**Task:** Copy every entry word for word, but skip the pictures.

Entries from a dataset:
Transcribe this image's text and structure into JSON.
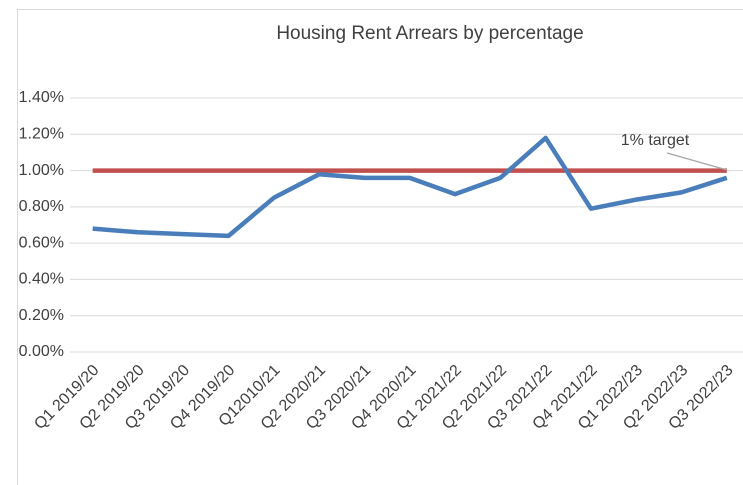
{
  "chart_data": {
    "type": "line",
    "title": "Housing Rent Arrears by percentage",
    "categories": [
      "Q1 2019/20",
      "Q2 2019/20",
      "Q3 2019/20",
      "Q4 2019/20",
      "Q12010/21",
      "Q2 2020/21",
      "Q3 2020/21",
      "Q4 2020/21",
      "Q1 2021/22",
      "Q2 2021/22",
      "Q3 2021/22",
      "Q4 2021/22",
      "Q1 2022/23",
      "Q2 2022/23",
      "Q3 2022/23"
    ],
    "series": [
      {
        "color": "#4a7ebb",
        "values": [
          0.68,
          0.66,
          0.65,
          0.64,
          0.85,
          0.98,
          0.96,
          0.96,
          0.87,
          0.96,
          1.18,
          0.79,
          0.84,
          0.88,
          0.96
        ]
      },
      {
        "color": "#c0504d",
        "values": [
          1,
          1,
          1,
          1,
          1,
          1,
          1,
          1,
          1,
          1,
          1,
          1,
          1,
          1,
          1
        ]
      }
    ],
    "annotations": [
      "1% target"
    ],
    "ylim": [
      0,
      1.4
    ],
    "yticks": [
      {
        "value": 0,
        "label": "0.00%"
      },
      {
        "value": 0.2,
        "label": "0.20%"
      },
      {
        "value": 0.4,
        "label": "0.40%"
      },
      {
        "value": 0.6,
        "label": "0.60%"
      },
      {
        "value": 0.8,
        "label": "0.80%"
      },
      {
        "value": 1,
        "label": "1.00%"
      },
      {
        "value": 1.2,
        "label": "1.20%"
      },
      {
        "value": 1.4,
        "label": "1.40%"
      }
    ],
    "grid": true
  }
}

**Task result:**
Transcribe this image's text and structure into JSON.
{
  "chart_data": {
    "type": "line",
    "title": "Housing Rent Arrears by percentage",
    "categories": [
      "Q1 2019/20",
      "Q2 2019/20",
      "Q3 2019/20",
      "Q4 2019/20",
      "Q12010/21",
      "Q2 2020/21",
      "Q3 2020/21",
      "Q4 2020/21",
      "Q1 2021/22",
      "Q2 2021/22",
      "Q3 2021/22",
      "Q4 2021/22",
      "Q1 2022/23",
      "Q2 2022/23",
      "Q3 2022/23"
    ],
    "series": [
      {
        "color": "#4a7ebb",
        "values": [
          0.68,
          0.66,
          0.65,
          0.64,
          0.85,
          0.98,
          0.96,
          0.96,
          0.87,
          0.96,
          1.18,
          0.79,
          0.84,
          0.88,
          0.96
        ]
      },
      {
        "color": "#c0504d",
        "values": [
          1,
          1,
          1,
          1,
          1,
          1,
          1,
          1,
          1,
          1,
          1,
          1,
          1,
          1,
          1
        ]
      }
    ],
    "annotations": [
      "1% target"
    ],
    "ylim": [
      0,
      1.4
    ],
    "yticks": [
      {
        "value": 0,
        "label": "0.00%"
      },
      {
        "value": 0.2,
        "label": "0.20%"
      },
      {
        "value": 0.4,
        "label": "0.40%"
      },
      {
        "value": 0.6,
        "label": "0.60%"
      },
      {
        "value": 0.8,
        "label": "0.80%"
      },
      {
        "value": 1,
        "label": "1.00%"
      },
      {
        "value": 1.2,
        "label": "1.20%"
      },
      {
        "value": 1.4,
        "label": "1.40%"
      }
    ],
    "grid": true
  }
}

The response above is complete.